### [Stated task]
Give the number of lines holding the string "this" and nothing more.

* begin The data *

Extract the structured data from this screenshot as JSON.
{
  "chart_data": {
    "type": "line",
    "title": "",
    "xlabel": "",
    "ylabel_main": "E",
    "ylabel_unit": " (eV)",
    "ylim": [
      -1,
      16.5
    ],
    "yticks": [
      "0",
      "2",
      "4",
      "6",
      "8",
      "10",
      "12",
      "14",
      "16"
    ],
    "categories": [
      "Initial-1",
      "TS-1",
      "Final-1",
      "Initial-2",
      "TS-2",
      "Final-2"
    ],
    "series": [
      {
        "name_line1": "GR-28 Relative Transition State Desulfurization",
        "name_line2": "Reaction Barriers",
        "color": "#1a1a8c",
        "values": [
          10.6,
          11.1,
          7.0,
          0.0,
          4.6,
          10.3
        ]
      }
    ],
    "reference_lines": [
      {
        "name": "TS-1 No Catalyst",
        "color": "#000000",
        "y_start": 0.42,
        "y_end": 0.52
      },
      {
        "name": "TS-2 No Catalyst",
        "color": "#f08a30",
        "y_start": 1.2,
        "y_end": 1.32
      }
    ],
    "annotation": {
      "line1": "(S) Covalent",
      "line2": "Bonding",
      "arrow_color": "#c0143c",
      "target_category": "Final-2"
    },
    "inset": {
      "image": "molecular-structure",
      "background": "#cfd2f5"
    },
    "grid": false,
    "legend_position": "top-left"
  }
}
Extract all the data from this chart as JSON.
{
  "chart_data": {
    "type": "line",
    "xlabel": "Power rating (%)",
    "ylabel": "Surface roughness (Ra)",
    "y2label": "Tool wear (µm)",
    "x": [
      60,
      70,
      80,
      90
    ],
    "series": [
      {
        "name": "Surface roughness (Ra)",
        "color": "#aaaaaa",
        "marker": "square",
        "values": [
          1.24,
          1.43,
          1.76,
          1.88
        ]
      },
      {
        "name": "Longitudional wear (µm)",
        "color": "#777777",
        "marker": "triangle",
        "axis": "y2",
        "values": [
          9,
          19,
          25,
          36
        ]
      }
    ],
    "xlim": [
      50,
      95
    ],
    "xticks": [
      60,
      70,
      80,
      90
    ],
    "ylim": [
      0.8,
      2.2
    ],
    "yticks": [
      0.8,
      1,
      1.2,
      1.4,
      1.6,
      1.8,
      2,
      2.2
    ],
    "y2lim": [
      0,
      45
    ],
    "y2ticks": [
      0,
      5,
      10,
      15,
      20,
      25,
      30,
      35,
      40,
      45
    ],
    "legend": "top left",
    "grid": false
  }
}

* end The data *

### [Complete answer]
2